** Start **

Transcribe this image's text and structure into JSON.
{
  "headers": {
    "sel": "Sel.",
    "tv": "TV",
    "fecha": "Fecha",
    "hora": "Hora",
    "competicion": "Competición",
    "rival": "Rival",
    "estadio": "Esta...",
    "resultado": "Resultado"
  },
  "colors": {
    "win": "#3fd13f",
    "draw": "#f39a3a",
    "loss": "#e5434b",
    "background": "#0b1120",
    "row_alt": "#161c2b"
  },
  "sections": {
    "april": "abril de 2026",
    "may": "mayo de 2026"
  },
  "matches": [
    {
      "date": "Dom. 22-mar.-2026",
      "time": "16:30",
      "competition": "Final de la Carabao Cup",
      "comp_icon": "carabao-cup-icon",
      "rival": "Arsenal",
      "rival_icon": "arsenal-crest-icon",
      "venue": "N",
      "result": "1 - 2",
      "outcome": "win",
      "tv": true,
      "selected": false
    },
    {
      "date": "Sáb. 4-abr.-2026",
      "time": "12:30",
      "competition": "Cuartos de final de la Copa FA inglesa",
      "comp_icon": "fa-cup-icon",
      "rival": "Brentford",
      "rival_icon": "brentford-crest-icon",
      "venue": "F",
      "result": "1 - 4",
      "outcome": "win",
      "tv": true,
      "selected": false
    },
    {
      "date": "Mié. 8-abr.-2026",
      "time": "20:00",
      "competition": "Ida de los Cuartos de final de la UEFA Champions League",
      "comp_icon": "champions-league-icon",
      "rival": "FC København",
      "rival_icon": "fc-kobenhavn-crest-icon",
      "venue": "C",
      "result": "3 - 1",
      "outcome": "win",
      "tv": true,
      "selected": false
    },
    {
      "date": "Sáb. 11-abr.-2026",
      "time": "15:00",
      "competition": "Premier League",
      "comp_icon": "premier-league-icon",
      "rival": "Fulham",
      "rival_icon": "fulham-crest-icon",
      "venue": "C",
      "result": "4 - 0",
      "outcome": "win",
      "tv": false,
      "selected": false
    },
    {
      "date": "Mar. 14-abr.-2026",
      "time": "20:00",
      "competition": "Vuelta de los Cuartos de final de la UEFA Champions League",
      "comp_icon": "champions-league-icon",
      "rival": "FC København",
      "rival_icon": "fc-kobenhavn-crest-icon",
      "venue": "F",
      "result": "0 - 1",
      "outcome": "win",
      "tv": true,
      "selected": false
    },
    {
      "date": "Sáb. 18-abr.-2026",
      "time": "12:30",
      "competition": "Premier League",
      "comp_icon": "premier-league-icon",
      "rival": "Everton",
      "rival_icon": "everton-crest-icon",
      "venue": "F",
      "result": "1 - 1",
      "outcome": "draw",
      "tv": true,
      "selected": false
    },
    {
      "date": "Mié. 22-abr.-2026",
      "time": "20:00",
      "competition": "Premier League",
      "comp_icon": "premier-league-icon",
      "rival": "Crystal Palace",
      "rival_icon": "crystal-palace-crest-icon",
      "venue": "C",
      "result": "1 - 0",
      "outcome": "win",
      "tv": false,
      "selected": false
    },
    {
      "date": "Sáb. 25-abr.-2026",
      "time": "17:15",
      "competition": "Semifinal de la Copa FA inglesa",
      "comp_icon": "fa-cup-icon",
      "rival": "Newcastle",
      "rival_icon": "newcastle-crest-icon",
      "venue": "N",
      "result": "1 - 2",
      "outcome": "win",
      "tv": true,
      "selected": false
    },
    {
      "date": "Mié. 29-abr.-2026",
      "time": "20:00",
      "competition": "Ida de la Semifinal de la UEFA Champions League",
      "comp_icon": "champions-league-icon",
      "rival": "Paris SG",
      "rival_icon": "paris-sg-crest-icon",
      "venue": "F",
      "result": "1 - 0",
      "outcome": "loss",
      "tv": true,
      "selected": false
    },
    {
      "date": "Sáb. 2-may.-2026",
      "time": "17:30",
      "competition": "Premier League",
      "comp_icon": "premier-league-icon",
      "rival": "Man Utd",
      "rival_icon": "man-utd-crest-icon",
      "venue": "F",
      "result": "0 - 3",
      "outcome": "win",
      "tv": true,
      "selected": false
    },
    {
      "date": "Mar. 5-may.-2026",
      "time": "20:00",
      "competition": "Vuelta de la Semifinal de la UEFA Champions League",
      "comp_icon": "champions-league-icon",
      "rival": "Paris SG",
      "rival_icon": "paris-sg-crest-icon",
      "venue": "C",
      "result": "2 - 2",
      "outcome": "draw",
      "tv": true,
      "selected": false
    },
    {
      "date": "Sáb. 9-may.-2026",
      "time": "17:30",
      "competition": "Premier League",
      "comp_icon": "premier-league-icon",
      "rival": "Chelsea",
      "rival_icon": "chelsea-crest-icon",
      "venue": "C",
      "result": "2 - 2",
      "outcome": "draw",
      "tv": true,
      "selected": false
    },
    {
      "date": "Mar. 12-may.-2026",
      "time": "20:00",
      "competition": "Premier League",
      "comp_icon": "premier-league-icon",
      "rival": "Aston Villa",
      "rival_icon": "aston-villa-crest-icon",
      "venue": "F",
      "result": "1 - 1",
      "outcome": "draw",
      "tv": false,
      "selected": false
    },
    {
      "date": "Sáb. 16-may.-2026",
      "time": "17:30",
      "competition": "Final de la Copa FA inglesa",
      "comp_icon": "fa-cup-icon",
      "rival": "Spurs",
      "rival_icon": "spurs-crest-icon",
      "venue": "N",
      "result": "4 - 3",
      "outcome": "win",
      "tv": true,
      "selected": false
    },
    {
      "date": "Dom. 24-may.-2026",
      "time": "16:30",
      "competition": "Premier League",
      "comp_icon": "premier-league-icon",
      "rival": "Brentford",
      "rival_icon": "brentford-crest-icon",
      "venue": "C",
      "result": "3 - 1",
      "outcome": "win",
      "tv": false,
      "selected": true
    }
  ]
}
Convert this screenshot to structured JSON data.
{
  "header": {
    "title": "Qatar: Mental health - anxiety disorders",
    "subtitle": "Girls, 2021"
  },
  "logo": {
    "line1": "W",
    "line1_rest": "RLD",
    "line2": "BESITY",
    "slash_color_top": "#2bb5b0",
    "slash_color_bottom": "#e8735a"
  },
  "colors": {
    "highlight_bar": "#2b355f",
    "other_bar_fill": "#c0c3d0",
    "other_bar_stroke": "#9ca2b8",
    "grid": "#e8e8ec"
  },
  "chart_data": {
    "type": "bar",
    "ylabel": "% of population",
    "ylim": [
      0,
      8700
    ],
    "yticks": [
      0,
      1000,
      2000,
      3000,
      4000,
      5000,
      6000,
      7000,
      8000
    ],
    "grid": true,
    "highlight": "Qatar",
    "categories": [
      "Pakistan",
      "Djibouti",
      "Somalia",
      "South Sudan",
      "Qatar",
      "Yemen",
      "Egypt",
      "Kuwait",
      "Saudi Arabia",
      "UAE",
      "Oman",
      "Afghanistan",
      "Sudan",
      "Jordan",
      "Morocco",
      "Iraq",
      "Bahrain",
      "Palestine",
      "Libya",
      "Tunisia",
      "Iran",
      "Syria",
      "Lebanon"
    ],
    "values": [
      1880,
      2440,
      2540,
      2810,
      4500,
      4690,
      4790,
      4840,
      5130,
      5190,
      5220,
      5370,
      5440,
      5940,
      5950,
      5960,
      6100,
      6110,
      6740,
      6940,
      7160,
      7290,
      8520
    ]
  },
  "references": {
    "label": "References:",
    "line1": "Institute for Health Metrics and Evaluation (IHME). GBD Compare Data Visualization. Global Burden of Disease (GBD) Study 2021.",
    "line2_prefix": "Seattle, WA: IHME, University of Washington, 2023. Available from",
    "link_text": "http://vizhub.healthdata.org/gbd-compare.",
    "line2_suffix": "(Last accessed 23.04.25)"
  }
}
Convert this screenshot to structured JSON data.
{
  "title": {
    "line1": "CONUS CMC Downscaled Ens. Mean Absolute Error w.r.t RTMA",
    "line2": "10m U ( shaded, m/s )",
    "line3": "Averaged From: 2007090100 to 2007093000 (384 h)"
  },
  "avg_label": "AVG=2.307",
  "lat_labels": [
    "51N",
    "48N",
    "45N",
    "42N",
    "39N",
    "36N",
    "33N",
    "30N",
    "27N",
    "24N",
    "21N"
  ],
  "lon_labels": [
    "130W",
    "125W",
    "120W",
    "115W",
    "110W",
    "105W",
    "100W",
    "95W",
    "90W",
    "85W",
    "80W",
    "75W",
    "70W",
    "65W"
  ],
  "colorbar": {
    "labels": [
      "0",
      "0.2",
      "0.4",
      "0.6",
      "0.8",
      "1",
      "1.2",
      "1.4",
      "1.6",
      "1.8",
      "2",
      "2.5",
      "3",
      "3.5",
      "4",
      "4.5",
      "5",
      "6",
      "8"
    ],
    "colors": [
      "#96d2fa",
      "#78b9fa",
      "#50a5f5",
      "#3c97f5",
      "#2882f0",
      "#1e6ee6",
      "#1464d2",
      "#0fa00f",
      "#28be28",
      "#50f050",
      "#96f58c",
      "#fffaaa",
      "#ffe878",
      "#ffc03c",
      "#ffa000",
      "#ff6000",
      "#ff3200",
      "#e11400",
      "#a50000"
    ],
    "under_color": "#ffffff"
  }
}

** End **

> **Exercise goal**
Read the entries and show each line that mentions "Semifinal".

> **Exercise answer**
      "competition": "Semifinal de la Copa FA inglesa",
      "competition": "Ida de la Semifinal de la UEFA Champions League",
      "competition": "Vuelta de la Semifinal de la UEFA Champions League",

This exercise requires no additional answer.